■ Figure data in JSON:
============

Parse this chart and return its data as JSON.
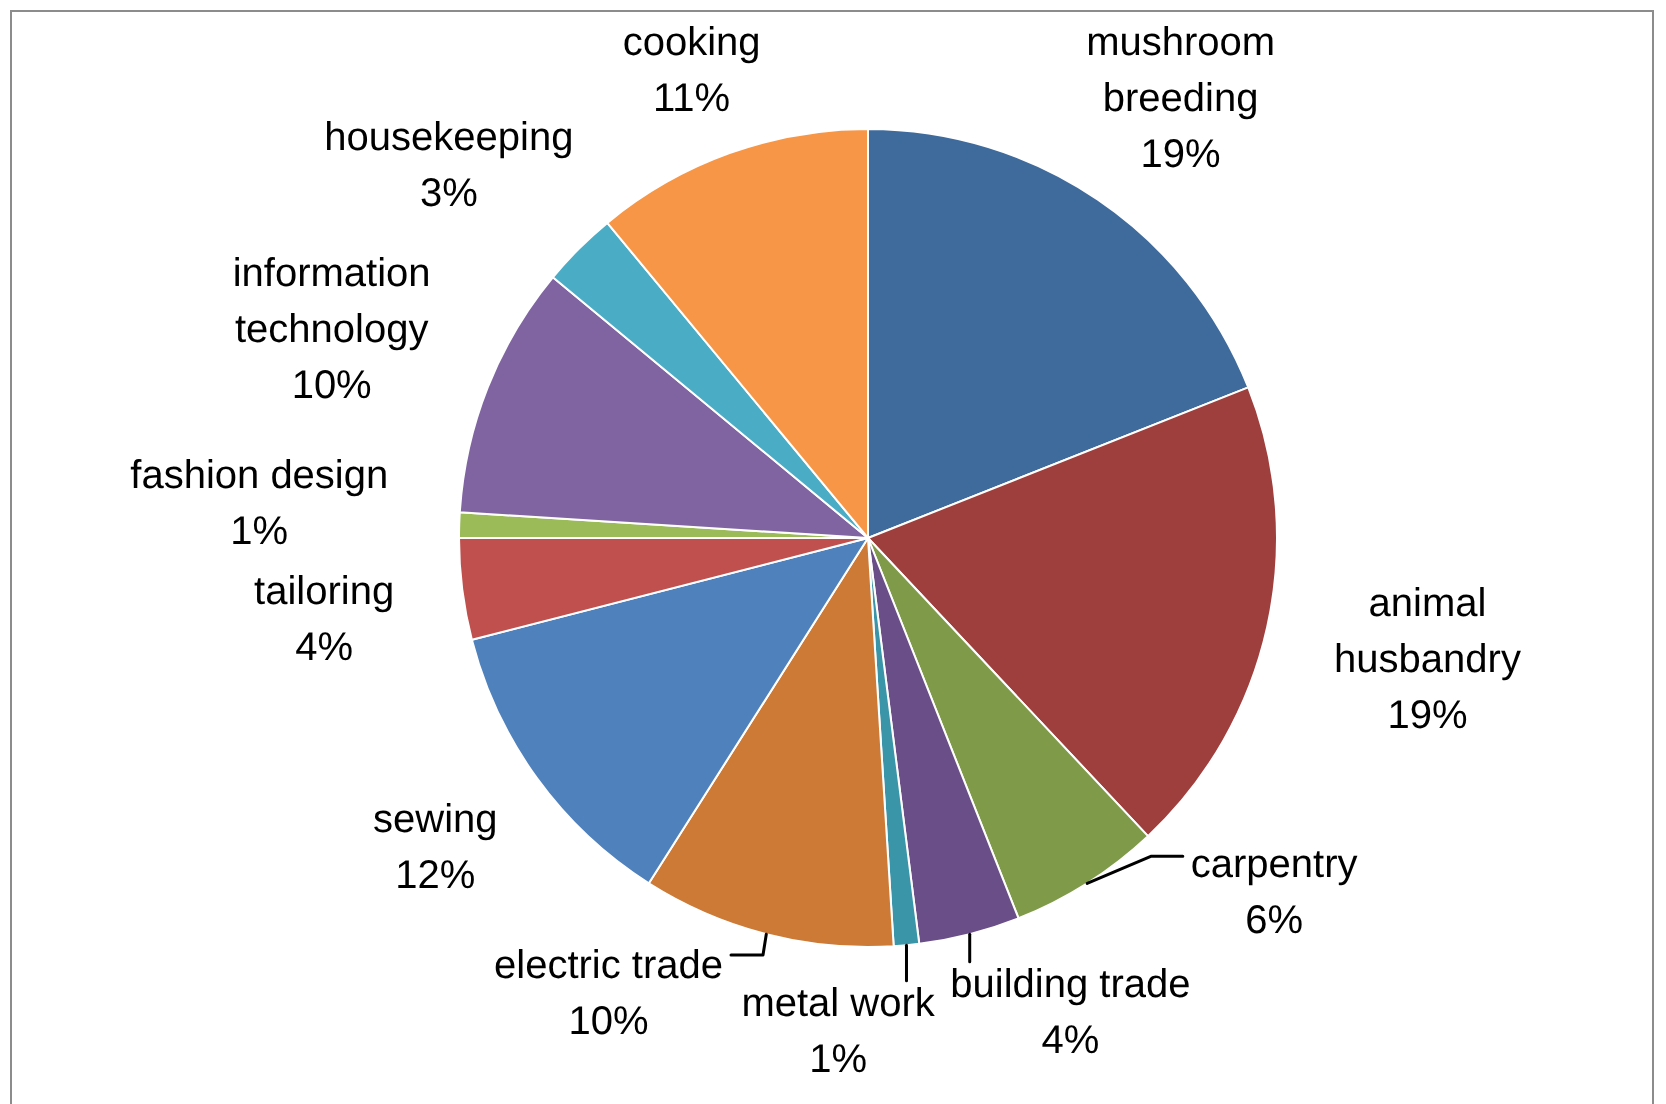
{
  "chart_data": {
    "type": "pie",
    "categories": [
      "mushroom breeding",
      "animal husbandry",
      "carpentry",
      "building trade",
      "metal work",
      "electric trade",
      "sewing",
      "tailoring",
      "fashion design",
      "information technology",
      "housekeeping",
      "cooking"
    ],
    "values": [
      19,
      19,
      6,
      4,
      1,
      10,
      12,
      4,
      1,
      10,
      3,
      11
    ],
    "value_labels": [
      "19%",
      "19%",
      "6%",
      "4%",
      "1%",
      "10%",
      "12%",
      "4%",
      "1%",
      "10%",
      "3%",
      "11%"
    ],
    "colors": [
      "#3f6a9c",
      "#9e3f3d",
      "#7f9a48",
      "#6a4e88",
      "#3a95a8",
      "#cc7a35",
      "#4f81bd",
      "#c0504d",
      "#9bbb59",
      "#8064a2",
      "#4bacc6",
      "#f79646"
    ]
  }
}
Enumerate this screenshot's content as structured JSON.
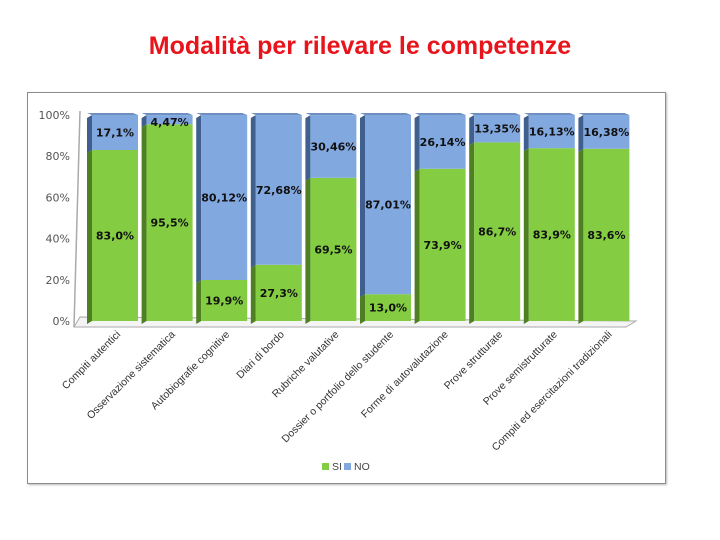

============

Show the lines of the data that hold the word "this".

Parse this chart and return its data as JSON.
Enumerate this screenshot's content as structured JSON.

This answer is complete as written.